### DO THIS
Resume the blog post below on LoRA fine-tuning of embedding models with LlamaIndex, picking up right after its final sentence.
=== QUOTED TEXT ===
LoRA fine-tuning of embedding models using LlamaIndex

4 min readMar 18, 2024

Neural network finetuning according to DALL-E 3

Transformer-based embedding models like Sentence Transformers and the recent SFR-Embedding-Mistral have emerged as powerful tools for dense vector representations of text. While these pre-trained models work well out-of-the-box, there are often scenarios where further fine-tuning on a domain-specific corpus can boost performance.

In this blog post, we’ll explore how to fine-tune black-box embedding models using low-rank adaptation (LoRA) with the LlamaIndex library. LoRA is a technique that trains a small number of rank-decomposed weights to adapt a pre-trained model to a new task or domain. Compared to full model fine-tuning, LoRA is much more compute and memory efficient (you can often run it on a single consumer-grade GPU) while achieving comparable performance gains.
=== DATASET RECORDS ===
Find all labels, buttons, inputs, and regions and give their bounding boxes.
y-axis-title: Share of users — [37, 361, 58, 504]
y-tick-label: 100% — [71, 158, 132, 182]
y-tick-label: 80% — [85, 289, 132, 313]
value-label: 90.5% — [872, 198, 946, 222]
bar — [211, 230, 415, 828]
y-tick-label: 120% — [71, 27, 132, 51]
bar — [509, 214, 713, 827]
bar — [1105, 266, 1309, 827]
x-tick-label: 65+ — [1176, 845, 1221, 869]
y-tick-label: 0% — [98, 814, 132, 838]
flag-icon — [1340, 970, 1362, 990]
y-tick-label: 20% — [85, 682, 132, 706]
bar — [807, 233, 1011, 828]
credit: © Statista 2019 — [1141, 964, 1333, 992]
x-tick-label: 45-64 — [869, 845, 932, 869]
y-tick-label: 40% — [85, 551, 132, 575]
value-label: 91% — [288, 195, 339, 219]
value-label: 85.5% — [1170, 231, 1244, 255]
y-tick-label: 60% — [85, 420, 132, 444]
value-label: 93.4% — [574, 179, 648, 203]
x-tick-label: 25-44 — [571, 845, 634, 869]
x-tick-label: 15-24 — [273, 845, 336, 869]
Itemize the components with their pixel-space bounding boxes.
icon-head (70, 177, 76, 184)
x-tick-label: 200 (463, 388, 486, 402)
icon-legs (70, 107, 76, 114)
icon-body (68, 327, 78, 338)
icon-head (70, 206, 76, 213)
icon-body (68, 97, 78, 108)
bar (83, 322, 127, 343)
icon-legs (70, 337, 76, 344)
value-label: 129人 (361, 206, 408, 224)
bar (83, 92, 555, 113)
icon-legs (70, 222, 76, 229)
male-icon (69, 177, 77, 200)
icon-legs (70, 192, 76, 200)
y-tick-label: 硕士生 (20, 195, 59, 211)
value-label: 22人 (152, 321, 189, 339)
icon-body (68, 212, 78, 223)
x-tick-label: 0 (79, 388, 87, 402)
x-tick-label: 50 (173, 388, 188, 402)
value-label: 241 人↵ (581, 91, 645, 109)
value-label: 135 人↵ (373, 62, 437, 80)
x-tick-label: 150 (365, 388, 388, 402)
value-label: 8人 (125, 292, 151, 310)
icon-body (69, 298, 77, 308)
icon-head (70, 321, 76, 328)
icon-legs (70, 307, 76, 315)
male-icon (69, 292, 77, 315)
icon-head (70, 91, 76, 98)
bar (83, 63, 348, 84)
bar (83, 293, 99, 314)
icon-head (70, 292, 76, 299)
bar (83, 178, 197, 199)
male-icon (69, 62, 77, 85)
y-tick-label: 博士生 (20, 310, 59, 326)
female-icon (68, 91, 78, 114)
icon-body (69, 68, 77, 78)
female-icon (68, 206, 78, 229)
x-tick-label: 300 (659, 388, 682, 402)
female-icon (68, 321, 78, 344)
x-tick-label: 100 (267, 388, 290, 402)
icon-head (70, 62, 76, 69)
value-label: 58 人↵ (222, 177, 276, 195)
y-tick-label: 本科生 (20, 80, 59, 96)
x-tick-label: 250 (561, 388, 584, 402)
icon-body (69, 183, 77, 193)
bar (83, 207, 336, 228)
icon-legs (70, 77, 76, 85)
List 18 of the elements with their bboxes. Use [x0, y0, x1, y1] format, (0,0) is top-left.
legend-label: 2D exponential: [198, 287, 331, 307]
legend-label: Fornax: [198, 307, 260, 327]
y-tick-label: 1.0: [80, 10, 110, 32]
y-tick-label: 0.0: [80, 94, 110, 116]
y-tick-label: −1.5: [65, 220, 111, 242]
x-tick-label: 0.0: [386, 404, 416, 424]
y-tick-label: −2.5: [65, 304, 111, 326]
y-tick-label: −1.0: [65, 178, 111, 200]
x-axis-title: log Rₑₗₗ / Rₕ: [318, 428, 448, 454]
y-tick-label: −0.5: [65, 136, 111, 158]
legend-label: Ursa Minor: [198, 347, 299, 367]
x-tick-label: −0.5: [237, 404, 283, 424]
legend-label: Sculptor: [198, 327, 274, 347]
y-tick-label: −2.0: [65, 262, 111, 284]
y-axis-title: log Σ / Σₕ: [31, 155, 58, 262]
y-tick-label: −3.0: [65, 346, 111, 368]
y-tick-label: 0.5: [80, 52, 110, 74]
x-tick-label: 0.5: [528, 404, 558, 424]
===
### RESULT FOR THIS TASK
LlamaIndex comes with an API in the shape of the BaseAdapter and EmbeddingAdapterFinetuneEngine classes, which allow you to fine-tune any embedding model. These are severely limited however as they only allow you to put a new trainable layer (in general any nn.Module) on top of your pre-trained embedding model. As LoRA typically adds adapters to every self-attention block in the model, this setup will simply not work for us. At the same time, we don’t want to reinvent the wheel, so we’d rather plug into LlamaIndex’s fine-tuning machinery somehow to make it do our bidding 🙃

We start by subclassing BaseAdapter:

class UniversalAdapter(torch.nn.Identity, BaseAdapter):
    """Adapter model that does nothing, but includes trainable parameters 
    (e.g. LoRAs) of the embedding model, which the FinetuneEngine actually 
    trains."""
    def __init__(self, embed_model):
        super().__init__()
        self.embed_model = embed_model

    def save(self, output_path):
        self.embed_model.save_pretrained(output_path, save_adapter=True, save_config=True)

As per the docstring, this adapter added on top of the embedding model will simply pass through all the inputs because nn.Identity. However, by storing embed_model inside the adapter class, all the parameters of embed_model will get registered as parameters of our UniversalAdapter, courtesy of some PyTorch magic.

Next up is the EmbeddingAdapterFinetuneEngine class. The current implementation is almost ok with one small caveat: it strips the embeddings of any gradient information. We can’t have that, so we subclass again:

class UniversalEmbeddingFinetuneEngine(EmbeddingAdapterFinetuneEngine):
    """Fintune any parameters of embed_model with requires_grad set to True, 
    e.g. LoRA adapaters."""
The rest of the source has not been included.